(The task): Sift the listing for lines that hold the string "Department" and pull them out.

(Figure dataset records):
--- BEGIN ---

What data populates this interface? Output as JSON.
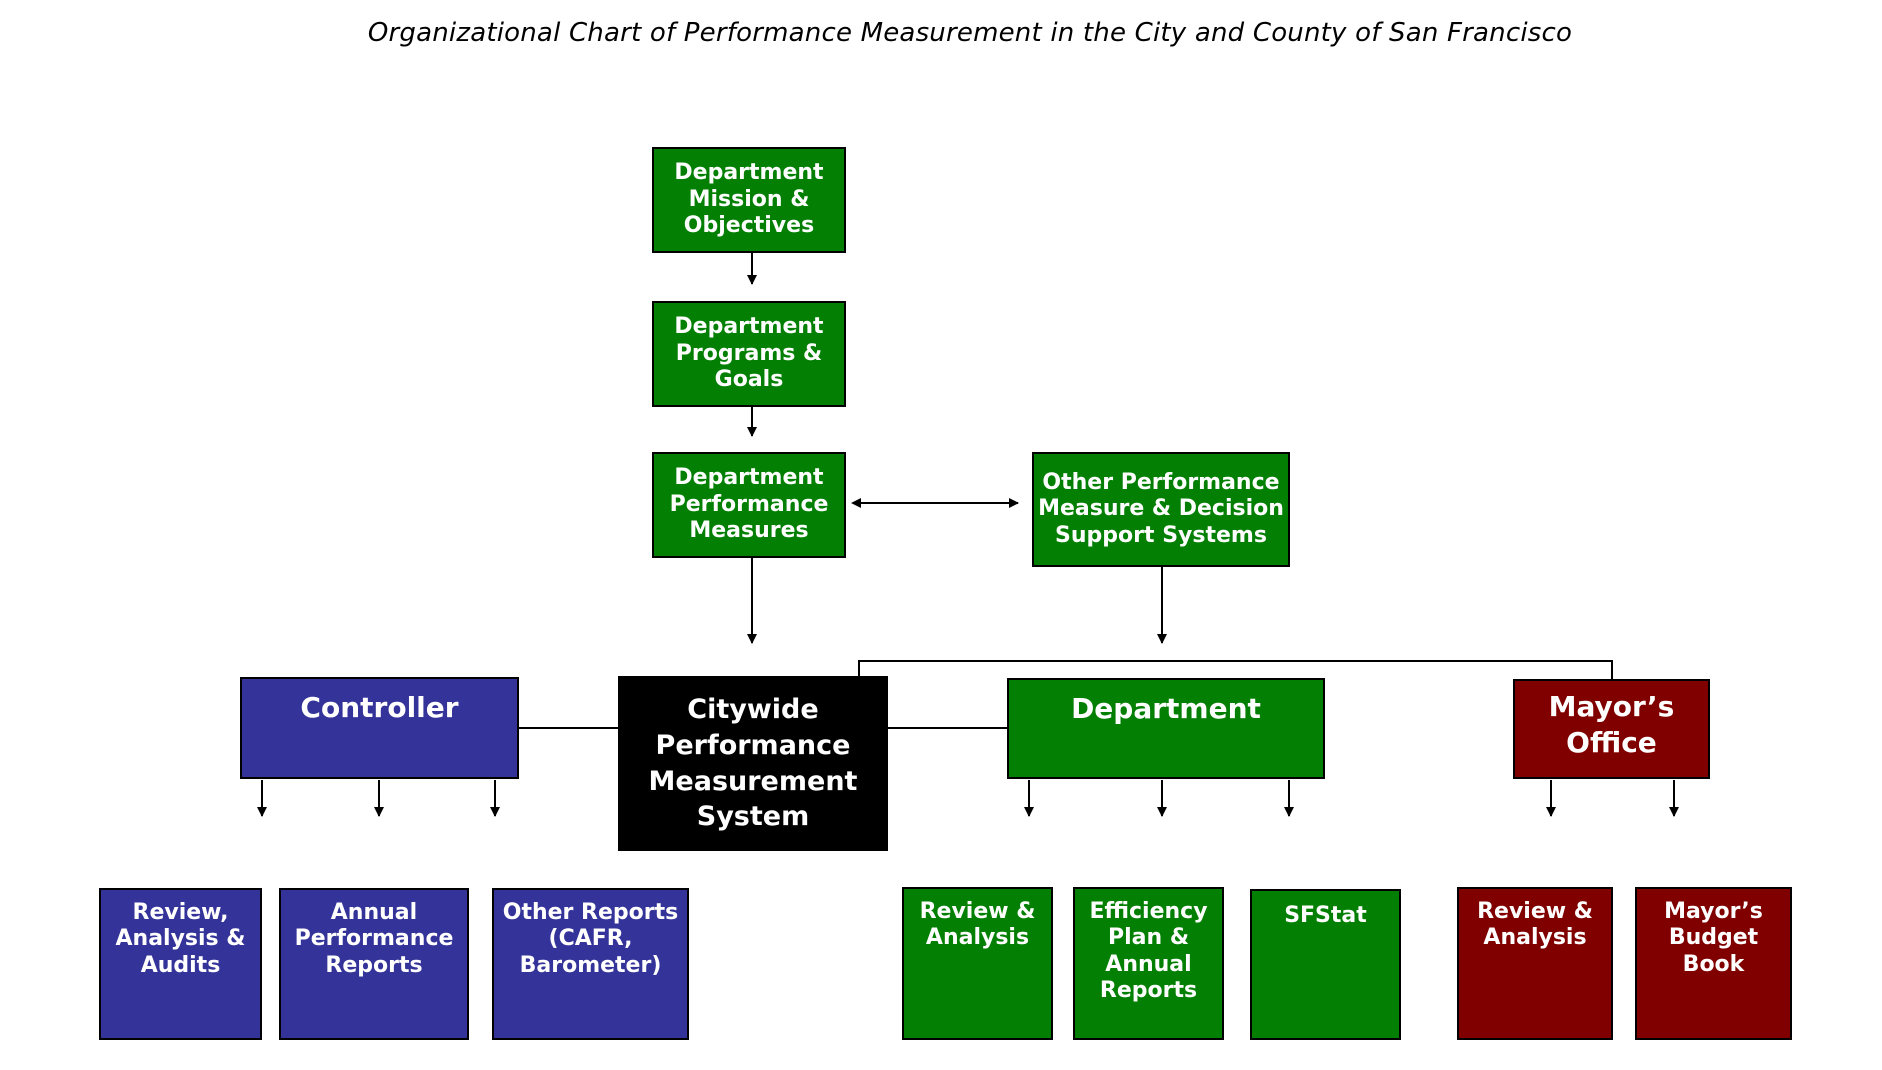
{
  "title": "Organizational Chart of Performance Measurement in the City and County of San Francisco",
  "colors": {
    "green": "#038003",
    "blue": "#343399",
    "red": "#800000",
    "black": "#000000"
  },
  "nodes": {
    "dept_mission": "Department\nMission &\nObjectives",
    "dept_programs": "Department\nPrograms &\nGoals",
    "dept_measures": "Department\nPerformance\nMeasures",
    "other_systems": "Other Performance\nMeasure & Decision\nSupport Systems",
    "controller": "Controller",
    "citywide": "Citywide\nPerformance\nMeasurement\nSystem",
    "department": "Department",
    "mayors_office": "Mayor’s\nOffice",
    "ctrl_review": "Review,\nAnalysis &\nAudits",
    "ctrl_annual": "Annual\nPerformance\nReports",
    "ctrl_other": "Other Reports\n(CAFR,\nBarometer)",
    "dept_review": "Review &\nAnalysis",
    "dept_efficiency": "Efficiency\nPlan &\nAnnual\nReports",
    "dept_sfstat": "SFStat",
    "mayor_review": "Review &\nAnalysis",
    "mayor_budget": "Mayor’s\nBudget\nBook"
  }
}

--- END ---

(Finished answer):
    "dept_mission": "Department\nMission &\nObjectives",
    "dept_programs": "Department\nPrograms &\nGoals",
    "dept_measures": "Department\nPerformance\nMeasures",
    "department": "Department",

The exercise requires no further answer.